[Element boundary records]
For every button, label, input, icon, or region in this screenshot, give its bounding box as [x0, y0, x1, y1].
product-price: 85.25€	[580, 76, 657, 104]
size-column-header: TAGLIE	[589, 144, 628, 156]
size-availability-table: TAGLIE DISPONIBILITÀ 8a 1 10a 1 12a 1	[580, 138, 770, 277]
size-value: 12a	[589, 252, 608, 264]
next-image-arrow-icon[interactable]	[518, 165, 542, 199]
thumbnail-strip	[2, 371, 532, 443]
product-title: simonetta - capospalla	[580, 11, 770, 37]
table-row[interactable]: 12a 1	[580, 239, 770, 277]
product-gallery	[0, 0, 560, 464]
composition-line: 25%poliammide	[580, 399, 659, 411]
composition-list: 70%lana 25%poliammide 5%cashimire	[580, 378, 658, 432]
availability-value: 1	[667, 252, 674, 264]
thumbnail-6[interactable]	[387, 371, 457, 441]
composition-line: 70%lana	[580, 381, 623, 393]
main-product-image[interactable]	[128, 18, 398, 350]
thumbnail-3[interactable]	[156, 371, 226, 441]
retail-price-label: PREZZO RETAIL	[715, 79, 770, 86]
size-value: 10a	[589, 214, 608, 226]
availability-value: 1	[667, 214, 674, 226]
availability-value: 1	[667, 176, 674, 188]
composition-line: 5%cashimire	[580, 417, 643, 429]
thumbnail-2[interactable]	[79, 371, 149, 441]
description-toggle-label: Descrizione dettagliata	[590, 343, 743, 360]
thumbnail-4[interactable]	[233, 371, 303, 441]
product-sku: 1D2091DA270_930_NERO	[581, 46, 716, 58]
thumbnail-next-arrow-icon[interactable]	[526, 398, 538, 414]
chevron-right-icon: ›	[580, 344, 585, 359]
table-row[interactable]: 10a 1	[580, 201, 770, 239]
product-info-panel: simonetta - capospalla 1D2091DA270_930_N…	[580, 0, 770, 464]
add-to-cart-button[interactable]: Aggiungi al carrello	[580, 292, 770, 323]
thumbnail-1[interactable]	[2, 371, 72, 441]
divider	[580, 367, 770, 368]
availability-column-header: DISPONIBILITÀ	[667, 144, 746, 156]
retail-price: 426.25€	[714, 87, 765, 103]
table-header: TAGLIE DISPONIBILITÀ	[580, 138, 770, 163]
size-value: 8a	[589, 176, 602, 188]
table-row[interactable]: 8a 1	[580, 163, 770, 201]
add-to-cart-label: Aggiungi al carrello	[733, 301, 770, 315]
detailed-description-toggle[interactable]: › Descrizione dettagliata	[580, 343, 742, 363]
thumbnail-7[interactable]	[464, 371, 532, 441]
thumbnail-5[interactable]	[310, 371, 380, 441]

> **EXERCISE GOAL**:
Reproduce the records with every "table-row" renamed to "size-row" and nothing else changed.

> **ANSWER FOR THIS EXERCISE**:
For every button, label, input, icon, or region in this screenshot, give its bounding box as [x0, y0, x1, y1].
product-price: 85.25€	[580, 76, 657, 104]
size-column-header: TAGLIE	[589, 144, 628, 156]
size-availability-table: TAGLIE DISPONIBILITÀ 8a 1 10a 1 12a 1	[580, 138, 770, 277]
size-value: 12a	[589, 252, 608, 264]
next-image-arrow-icon[interactable]	[518, 165, 542, 199]
thumbnail-strip	[2, 371, 532, 443]
product-title: simonetta - capospalla	[580, 11, 770, 37]
size-row[interactable]: 12a 1	[580, 239, 770, 277]
product-gallery	[0, 0, 560, 464]
composition-line: 25%poliammide	[580, 399, 659, 411]
composition-list: 70%lana 25%poliammide 5%cashimire	[580, 378, 658, 432]
availability-value: 1	[667, 252, 674, 264]
thumbnail-6[interactable]	[387, 371, 457, 441]
composition-line: 70%lana	[580, 381, 623, 393]
main-product-image[interactable]	[128, 18, 398, 350]
thumbnail-3[interactable]	[156, 371, 226, 441]
retail-price-label: PREZZO RETAIL	[715, 79, 770, 86]
size-value: 10a	[589, 214, 608, 226]
availability-value: 1	[667, 214, 674, 226]
availability-value: 1	[667, 176, 674, 188]
composition-line: 5%cashimire	[580, 417, 643, 429]
thumbnail-2[interactable]	[79, 371, 149, 441]
description-toggle-label: Descrizione dettagliata	[590, 343, 743, 360]
thumbnail-4[interactable]	[233, 371, 303, 441]
product-sku: 1D2091DA270_930_NERO	[581, 46, 716, 58]
thumbnail-next-arrow-icon[interactable]	[526, 398, 538, 414]
chevron-right-icon: ›	[580, 344, 585, 359]
size-row[interactable]: 10a 1	[580, 201, 770, 239]
product-info-panel: simonetta - capospalla 1D2091DA270_930_N…	[580, 0, 770, 464]
add-to-cart-button[interactable]: Aggiungi al carrello	[580, 292, 770, 323]
thumbnail-1[interactable]	[2, 371, 72, 441]
divider	[580, 367, 770, 368]
availability-column-header: DISPONIBILITÀ	[667, 144, 746, 156]
retail-price: 426.25€	[714, 87, 765, 103]
table-header: TAGLIE DISPONIBILITÀ	[580, 138, 770, 163]
size-value: 8a	[589, 176, 602, 188]
size-row[interactable]: 8a 1	[580, 163, 770, 201]
add-to-cart-label: Aggiungi al carrello	[733, 301, 770, 315]
detailed-description-toggle[interactable]: › Descrizione dettagliata	[580, 343, 742, 363]
thumbnail-7[interactable]	[464, 371, 532, 441]
thumbnail-5[interactable]	[310, 371, 380, 441]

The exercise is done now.